::: GIVEN RECORDS

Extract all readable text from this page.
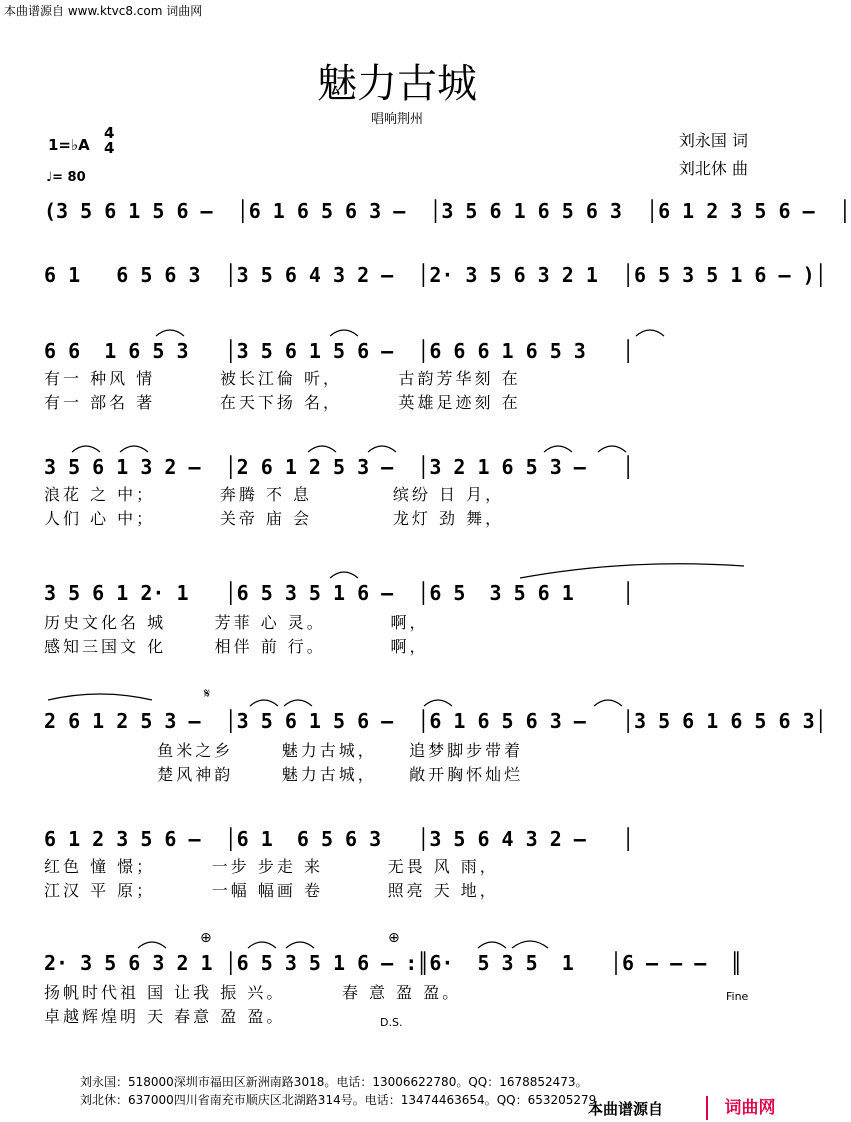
本曲谱源自 www.ktvc8.com 词曲网
魅力古城
唱响荆州
1=♭A
4
4
♩= 80
刘永国 词
刘北休 曲
(3 5 6 1 5 6 –  │6 1 6 5 6 3 –  │3 5 6 1 6 5 6 3  │6 1 2 3 5 6 –  │
6 1   6 5 6 3  │3 5 6 4 3 2 –  │2· 3 5 6 3 2 1  │6 5 3 5 1 6 – )│
6 6  1 6 5 3   │3 5 6 1 5 6 –  │6 6 6 1 6 5 3   │
有一 种风 情        被长江倫 听，       古韵芳华刻 在
有一 部名 著        在天下扬 名，       英雄足迹刻 在
3 5 6 1 3 2 –  │2 6 1 2 5 3 –  │3 2 1 6 5 3 –   │
浪花 之 中；        奔腾 不 息          缤纷 日 月，
人们 心 中；        关帝 庙 会          龙灯 劲 舞，
3 5 6 1 2· 1   │6 5 3 5 1 6 –  │6 5  3 5 6 1    │
历史文化名 城      芳菲 心 灵。        啊，
感知三国文 化      相伴 前 行。        啊，
𝄋
2 6 1 2 5 3 –  │3 5 6 1 5 6 –  │6 1 6 5 6 3 –   │3 5 6 1 6 5 6 3│
鱼米之乡      魅力古城，    追梦脚步带着
楚风神韵      魅力古城，    敞开胸怀灿烂
6 1 2 3 5 6 –  │6 1  6 5 6 3   │3 5 6 4 3 2 –   │
红色 憧 憬；       一步 步走 来        无畏 风 雨，
江汉 平 原；       一幅 幅画 卷        照亮 天 地，
⊕	⊕
2· 3 5 6 3 2 1 │6 5 3 5 1 6 – :║6·  5 3 5  1   │6 – – –  ║
扬帆时代祖 国 让我 振 兴。       春 意 盈 盈。
卓越辉煌明 天 春意 盈 盈。
Fine
D.S.
刘永国：518000深圳市福田区新洲南路3018。电话：13006622780。QQ：1678852473。
刘北休：637000四川省南充市顺庆区北湖路314号。电话：13474463654。QQ：653205279
本曲谱源自	词曲网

::::::

◆ TO DO:
Without the pictures, write out every entry precisely as it appears.

◆ FULL OUTPUT:
Extract all readable text from this page.
本曲谱源自 www.ktvc8.com 词曲网
魅力古城
唱响荆州
1=♭A
4
4
♩= 80
刘永国 词
刘北休 曲
(3 5 6 1 5 6 –  │6 1 6 5 6 3 –  │3 5 6 1 6 5 6 3  │6 1 2 3 5 6 –  │
6 1   6 5 6 3  │3 5 6 4 3 2 –  │2· 3 5 6 3 2 1  │6 5 3 5 1 6 – )│
6 6  1 6 5 3   │3 5 6 1 5 6 –  │6 6 6 1 6 5 3   │
有一 种风 情        被长江倫 听，       古韵芳华刻 在
有一 部名 著        在天下扬 名，       英雄足迹刻 在
3 5 6 1 3 2 –  │2 6 1 2 5 3 –  │3 2 1 6 5 3 –   │
浪花 之 中；        奔腾 不 息          缤纷 日 月，
人们 心 中；        关帝 庙 会          龙灯 劲 舞，
3 5 6 1 2· 1   │6 5 3 5 1 6 –  │6 5  3 5 6 1    │
历史文化名 城      芳菲 心 灵。        啊，
感知三国文 化      相伴 前 行。        啊，
𝄋
2 6 1 2 5 3 –  │3 5 6 1 5 6 –  │6 1 6 5 6 3 –   │3 5 6 1 6 5 6 3│
鱼米之乡      魅力古城，    追梦脚步带着
楚风神韵      魅力古城，    敞开胸怀灿烂
6 1 2 3 5 6 –  │6 1  6 5 6 3   │3 5 6 4 3 2 –   │
红色 憧 憬；       一步 步走 来        无畏 风 雨，
江汉 平 原；       一幅 幅画 卷        照亮 天 地，
⊕	⊕
2· 3 5 6 3 2 1 │6 5 3 5 1 6 – :║6·  5 3 5  1   │6 – – –  ║
扬帆时代祖 国 让我 振 兴。       春 意 盈 盈。
卓越辉煌明 天 春意 盈 盈。
Fine
D.S.
刘永国：518000深圳市福田区新洲南路3018。电话：13006622780。QQ：1678852473。
刘北休：637000四川省南充市顺庆区北湖路314号。电话：13474463654。QQ：653205279
本曲谱源自	词曲网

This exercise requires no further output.